■ **PROVIDED INFORMATION**:
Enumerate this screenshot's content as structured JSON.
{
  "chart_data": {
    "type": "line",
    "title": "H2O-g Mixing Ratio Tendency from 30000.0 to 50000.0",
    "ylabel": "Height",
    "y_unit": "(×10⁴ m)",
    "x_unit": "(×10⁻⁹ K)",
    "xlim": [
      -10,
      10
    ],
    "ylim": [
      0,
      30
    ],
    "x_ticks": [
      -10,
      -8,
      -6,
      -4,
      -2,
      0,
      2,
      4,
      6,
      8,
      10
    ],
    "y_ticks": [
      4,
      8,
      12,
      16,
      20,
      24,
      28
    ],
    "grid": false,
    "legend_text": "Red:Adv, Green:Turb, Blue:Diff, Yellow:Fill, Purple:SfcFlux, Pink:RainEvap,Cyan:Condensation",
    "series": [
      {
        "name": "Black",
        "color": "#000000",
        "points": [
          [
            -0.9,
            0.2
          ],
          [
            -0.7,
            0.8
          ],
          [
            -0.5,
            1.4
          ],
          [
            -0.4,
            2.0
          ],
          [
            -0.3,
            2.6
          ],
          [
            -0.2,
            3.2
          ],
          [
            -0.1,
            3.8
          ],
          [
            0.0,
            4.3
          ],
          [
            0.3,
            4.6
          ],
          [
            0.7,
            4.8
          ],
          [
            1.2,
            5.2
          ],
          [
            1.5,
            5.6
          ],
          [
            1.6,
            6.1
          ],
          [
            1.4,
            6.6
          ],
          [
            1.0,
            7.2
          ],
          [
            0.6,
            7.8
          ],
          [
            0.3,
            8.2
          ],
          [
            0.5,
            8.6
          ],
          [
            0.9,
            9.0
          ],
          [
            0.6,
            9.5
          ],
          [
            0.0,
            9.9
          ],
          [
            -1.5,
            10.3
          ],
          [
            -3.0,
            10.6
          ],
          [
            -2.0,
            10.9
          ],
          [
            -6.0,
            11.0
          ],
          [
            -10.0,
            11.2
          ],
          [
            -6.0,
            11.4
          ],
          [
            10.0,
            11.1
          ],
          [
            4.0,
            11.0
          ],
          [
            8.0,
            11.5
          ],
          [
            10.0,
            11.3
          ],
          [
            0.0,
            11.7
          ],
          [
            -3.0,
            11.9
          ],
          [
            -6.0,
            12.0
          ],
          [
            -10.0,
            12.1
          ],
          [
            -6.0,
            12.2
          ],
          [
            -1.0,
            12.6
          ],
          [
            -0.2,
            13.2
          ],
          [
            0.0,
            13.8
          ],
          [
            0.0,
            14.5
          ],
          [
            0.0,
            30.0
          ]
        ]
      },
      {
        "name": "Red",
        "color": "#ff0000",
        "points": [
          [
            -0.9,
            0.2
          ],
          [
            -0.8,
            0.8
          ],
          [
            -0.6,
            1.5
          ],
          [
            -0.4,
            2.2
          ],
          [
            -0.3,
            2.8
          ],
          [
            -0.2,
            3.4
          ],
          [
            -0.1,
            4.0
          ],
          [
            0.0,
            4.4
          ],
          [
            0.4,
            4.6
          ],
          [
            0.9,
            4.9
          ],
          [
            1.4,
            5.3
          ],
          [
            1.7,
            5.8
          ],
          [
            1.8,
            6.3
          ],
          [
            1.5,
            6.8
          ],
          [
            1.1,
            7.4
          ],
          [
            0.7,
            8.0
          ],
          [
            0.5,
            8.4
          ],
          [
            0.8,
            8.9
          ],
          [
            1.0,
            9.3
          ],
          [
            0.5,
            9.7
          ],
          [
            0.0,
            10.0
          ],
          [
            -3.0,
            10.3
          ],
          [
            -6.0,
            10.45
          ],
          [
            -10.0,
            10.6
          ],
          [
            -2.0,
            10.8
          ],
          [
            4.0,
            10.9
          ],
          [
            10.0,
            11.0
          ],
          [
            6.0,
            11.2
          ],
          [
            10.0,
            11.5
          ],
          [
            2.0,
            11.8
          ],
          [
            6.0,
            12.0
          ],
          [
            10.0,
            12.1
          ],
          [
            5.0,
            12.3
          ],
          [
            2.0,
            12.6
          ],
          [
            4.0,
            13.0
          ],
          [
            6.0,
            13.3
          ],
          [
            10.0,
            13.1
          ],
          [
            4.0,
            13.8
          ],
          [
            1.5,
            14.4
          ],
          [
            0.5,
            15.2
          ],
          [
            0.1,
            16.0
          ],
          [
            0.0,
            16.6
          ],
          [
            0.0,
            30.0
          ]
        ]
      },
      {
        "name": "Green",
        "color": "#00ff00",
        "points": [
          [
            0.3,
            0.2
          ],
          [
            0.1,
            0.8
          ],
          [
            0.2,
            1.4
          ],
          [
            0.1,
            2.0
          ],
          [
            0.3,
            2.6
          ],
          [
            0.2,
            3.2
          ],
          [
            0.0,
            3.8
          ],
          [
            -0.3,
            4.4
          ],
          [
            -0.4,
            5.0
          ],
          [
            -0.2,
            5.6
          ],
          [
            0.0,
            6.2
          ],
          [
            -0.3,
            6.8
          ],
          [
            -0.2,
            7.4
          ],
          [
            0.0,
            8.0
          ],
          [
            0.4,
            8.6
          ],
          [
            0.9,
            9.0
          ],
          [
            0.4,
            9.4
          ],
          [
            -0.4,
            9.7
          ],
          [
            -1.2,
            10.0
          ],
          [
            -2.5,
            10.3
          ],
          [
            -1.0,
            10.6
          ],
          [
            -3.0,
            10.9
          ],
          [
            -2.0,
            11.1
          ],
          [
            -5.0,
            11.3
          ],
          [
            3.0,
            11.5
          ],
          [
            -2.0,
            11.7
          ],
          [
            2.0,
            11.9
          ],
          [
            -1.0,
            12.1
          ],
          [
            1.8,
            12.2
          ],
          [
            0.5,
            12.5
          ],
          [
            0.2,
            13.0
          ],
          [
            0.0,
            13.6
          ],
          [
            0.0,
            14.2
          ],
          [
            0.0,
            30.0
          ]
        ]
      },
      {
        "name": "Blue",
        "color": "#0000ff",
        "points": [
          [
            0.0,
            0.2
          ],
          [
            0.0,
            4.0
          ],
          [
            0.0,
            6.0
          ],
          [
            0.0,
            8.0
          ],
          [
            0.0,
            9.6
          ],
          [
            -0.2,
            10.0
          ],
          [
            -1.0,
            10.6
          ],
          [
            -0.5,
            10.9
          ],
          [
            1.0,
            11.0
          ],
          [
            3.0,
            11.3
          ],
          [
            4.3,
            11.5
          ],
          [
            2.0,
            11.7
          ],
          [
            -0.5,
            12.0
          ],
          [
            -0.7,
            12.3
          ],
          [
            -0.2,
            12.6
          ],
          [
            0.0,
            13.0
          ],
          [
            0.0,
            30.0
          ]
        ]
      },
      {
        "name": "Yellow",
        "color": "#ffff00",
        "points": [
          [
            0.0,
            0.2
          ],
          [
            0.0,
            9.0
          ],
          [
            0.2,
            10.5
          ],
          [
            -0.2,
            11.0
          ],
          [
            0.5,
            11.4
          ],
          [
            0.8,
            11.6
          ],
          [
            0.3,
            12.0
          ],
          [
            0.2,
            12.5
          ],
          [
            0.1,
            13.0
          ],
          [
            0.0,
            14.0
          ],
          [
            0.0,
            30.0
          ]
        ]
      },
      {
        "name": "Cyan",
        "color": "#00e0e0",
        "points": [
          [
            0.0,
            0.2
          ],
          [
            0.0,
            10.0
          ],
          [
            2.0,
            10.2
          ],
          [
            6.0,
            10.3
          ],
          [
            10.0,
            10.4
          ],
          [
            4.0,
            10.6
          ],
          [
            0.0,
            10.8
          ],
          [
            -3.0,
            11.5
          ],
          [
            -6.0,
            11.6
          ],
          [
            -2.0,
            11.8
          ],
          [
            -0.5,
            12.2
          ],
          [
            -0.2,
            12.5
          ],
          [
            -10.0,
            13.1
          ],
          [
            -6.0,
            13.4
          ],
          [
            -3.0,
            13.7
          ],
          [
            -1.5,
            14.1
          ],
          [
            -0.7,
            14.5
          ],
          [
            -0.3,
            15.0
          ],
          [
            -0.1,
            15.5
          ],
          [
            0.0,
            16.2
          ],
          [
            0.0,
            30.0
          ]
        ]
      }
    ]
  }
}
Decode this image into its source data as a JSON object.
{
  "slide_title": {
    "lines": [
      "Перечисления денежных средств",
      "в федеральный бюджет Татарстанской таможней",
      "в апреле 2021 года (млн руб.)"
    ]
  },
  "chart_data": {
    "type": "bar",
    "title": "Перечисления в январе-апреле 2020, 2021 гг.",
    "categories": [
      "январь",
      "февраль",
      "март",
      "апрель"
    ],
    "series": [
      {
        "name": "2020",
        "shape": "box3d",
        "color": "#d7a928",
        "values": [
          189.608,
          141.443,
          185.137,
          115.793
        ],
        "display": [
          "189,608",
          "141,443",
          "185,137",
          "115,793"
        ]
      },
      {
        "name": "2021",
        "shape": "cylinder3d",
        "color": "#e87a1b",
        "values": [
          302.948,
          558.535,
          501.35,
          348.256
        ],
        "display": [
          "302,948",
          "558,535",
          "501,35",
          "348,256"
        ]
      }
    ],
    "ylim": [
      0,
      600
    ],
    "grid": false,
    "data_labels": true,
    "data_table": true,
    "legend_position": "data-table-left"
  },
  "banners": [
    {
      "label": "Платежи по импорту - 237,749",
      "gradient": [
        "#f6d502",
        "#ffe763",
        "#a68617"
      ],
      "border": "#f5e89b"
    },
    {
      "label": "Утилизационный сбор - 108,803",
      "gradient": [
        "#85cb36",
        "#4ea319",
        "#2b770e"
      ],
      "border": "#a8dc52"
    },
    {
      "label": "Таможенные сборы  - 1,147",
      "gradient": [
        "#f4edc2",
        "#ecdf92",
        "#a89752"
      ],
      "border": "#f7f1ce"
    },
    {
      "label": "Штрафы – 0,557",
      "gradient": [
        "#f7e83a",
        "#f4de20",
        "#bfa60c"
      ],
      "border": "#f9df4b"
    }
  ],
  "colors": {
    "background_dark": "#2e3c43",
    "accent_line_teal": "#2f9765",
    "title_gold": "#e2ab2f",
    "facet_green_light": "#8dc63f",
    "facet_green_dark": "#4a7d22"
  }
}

■ **SHORT TASK**: Which lines in the records above contain the string "Перечисления"? Copy each one.

■ **SOLVED EXERCISE**:
      "Перечисления денежных средств",
    "title": "Перечисления в январе-апреле 2020, 2021 гг.",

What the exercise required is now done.